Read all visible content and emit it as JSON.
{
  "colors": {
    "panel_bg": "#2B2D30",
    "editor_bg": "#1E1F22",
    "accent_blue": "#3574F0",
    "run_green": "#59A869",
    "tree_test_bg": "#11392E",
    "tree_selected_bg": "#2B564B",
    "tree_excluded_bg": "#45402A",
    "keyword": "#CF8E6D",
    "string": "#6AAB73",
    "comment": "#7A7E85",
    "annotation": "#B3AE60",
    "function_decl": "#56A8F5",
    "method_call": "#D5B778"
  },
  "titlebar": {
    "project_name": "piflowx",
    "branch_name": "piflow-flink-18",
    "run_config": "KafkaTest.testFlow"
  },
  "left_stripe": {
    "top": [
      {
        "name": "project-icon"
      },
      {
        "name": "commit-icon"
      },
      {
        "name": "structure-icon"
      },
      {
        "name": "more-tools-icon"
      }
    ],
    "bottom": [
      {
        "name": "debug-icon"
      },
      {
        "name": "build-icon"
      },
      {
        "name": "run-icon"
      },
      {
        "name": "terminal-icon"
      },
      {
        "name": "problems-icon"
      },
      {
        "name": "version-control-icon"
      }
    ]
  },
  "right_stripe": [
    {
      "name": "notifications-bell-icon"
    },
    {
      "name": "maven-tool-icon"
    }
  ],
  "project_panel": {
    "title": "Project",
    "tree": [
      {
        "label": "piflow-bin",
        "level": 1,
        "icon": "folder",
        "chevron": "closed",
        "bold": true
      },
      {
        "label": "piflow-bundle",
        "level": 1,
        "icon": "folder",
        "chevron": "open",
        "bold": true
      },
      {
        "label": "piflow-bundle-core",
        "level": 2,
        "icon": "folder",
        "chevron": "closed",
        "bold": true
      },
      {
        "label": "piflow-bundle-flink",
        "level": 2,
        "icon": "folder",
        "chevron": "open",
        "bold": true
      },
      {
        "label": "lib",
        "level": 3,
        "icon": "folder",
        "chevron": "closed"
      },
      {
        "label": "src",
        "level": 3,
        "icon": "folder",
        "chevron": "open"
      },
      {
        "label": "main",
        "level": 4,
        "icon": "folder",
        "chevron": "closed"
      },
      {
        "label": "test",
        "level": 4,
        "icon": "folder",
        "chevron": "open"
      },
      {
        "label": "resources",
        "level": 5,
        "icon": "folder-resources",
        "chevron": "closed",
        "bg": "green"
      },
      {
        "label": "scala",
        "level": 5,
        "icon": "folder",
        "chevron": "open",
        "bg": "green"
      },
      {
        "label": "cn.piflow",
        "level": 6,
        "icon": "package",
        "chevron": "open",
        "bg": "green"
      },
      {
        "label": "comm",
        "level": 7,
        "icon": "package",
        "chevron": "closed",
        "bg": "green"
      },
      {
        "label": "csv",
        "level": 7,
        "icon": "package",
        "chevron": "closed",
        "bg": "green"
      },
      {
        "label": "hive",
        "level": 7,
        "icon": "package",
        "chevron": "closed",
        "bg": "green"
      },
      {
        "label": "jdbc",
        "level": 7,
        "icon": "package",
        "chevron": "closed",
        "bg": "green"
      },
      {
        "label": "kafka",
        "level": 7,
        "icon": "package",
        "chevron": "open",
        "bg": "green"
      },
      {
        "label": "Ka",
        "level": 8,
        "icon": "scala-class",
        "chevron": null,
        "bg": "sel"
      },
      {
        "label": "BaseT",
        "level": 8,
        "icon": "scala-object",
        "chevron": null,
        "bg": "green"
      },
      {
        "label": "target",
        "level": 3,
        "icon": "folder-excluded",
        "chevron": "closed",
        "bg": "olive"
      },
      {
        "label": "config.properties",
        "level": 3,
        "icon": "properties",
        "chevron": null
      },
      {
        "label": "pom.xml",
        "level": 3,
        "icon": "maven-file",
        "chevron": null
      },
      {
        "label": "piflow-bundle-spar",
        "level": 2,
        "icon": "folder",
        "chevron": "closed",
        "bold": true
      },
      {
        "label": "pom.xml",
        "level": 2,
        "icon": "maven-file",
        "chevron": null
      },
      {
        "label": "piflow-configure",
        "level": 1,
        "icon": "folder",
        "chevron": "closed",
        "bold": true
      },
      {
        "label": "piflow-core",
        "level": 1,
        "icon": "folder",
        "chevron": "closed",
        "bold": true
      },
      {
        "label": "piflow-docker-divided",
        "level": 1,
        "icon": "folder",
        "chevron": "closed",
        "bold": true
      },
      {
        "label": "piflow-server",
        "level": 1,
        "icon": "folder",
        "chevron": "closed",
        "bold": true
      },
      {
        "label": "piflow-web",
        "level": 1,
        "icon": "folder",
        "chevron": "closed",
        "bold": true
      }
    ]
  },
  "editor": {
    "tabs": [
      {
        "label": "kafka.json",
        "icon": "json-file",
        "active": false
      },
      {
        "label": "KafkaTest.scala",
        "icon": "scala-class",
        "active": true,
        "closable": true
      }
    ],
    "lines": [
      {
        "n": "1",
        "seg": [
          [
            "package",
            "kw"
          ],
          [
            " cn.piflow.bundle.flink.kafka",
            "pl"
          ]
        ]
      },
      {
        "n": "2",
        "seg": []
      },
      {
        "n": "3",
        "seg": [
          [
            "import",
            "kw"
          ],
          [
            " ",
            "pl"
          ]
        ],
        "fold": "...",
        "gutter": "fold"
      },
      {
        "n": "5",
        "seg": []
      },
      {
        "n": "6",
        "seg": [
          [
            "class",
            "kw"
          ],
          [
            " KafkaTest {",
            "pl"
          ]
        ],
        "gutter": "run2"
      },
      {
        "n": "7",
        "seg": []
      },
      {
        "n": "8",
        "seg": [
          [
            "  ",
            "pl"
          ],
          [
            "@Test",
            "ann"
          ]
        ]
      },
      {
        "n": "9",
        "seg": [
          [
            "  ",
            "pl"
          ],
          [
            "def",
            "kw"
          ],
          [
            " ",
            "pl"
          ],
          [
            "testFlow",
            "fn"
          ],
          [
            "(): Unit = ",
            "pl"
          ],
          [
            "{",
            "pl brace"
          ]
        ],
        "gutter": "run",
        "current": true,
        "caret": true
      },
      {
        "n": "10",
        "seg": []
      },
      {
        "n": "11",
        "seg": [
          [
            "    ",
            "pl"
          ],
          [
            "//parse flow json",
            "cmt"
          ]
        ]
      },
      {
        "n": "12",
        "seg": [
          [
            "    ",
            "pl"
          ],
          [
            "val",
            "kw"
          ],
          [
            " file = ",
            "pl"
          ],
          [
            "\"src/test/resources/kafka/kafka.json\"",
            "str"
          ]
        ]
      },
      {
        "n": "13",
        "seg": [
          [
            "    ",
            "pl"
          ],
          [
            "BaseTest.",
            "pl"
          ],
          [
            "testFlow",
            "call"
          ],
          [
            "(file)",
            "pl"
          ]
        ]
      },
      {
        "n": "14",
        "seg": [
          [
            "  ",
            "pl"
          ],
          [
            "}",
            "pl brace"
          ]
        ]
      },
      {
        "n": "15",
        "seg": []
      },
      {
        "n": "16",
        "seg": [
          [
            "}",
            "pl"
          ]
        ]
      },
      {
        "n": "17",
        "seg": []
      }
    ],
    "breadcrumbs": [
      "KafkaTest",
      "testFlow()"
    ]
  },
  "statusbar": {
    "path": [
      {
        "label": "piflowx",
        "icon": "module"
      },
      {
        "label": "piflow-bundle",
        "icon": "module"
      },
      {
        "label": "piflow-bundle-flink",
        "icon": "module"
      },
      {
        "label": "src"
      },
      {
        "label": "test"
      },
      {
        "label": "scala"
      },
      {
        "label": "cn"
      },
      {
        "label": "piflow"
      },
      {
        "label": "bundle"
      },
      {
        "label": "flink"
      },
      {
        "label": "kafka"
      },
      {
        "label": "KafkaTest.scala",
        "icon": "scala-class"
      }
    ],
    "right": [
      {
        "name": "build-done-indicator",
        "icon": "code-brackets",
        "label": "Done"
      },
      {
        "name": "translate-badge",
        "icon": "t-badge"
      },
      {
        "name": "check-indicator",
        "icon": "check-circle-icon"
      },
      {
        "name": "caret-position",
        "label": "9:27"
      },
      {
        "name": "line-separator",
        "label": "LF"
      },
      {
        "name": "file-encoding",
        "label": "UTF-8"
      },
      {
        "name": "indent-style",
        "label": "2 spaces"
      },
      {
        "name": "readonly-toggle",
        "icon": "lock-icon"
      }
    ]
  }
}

● ● ● ● ●

REQUIREMENTS >> Collect each line above holding the string "flink".

RESPONSE TO THIS TASK >>
    "branch_name": "piflow-flink-18",
        "label": "piflow-bundle-flink",
            " cn.piflow.bundle.flink.kafka",
        "label": "piflow-bundle-flink",
        "label": "flink"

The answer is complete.